### GIVEN TASK
Every entry must be copied word for word.

BEGIN EXERCISE DATA

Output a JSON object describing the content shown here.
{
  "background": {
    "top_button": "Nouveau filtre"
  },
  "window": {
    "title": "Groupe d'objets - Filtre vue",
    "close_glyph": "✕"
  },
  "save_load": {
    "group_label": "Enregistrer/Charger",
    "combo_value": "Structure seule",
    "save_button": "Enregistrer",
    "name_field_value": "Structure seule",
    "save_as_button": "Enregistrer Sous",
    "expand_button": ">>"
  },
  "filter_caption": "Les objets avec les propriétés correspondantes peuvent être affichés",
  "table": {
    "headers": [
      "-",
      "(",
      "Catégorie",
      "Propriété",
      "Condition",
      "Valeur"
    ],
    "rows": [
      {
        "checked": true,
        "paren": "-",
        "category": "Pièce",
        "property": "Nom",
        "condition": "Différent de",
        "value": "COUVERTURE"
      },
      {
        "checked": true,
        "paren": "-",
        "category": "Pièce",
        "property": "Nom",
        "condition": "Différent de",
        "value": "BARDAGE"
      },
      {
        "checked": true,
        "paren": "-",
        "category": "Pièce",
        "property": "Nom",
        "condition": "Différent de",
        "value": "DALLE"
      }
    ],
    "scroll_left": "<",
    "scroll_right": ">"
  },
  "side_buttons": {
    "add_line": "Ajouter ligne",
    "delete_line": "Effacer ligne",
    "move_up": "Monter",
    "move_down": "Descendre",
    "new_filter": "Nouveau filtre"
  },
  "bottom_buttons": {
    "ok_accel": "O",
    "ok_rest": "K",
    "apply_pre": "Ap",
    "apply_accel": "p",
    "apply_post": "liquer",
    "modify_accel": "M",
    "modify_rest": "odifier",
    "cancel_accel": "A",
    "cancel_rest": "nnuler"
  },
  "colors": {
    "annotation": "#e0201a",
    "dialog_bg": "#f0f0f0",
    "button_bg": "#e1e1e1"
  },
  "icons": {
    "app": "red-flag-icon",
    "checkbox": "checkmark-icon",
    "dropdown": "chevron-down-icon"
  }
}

END EXERCISE DATA

### IN RESPONSE
Output a JSON object describing the content shown here.
{
  "background": {
    "top_button": "Nouveau filtre"
  },
  "window": {
    "title": "Groupe d'objets - Filtre vue",
    "close_glyph": "✕"
  },
  "save_load": {
    "group_label": "Enregistrer/Charger",
    "combo_value": "Structure seule",
    "save_button": "Enregistrer",
    "name_field_value": "Structure seule",
    "save_as_button": "Enregistrer Sous",
    "expand_button": ">>"
  },
  "filter_caption": "Les objets avec les propriétés correspondantes peuvent être affichés",
  "table": {
    "headers": [
      "-",
      "(",
      "Catégorie",
      "Propriété",
      "Condition",
      "Valeur"
    ],
    "rows": [
      {
        "checked": true,
        "paren": "-",
        "category": "Pièce",
        "property": "Nom",
        "condition": "Différent de",
        "value": "COUVERTURE"
      },
      {
        "checked": true,
        "paren": "-",
        "category": "Pièce",
        "property": "Nom",
        "condition": "Différent de",
        "value": "BARDAGE"
      },
      {
        "checked": true,
        "paren": "-",
        "category": "Pièce",
        "property": "Nom",
        "condition": "Différent de",
        "value": "DALLE"
      }
    ],
    "scroll_left": "<",
    "scroll_right": ">"
  },
  "side_buttons": {
    "add_line": "Ajouter ligne",
    "delete_line": "Effacer ligne",
    "move_up": "Monter",
    "move_down": "Descendre",
    "new_filter": "Nouveau filtre"
  },
  "bottom_buttons": {
    "ok_accel": "O",
    "ok_rest": "K",
    "apply_pre": "Ap",
    "apply_accel": "p",
    "apply_post": "liquer",
    "modify_accel": "M",
    "modify_rest": "odifier",
    "cancel_accel": "A",
    "cancel_rest": "nnuler"
  },
  "colors": {
    "annotation": "#e0201a",
    "dialog_bg": "#f0f0f0",
    "button_bg": "#e1e1e1"
  },
  "icons": {
    "app": "red-flag-icon",
    "checkbox": "checkmark-icon",
    "dropdown": "chevron-down-icon"
  }
}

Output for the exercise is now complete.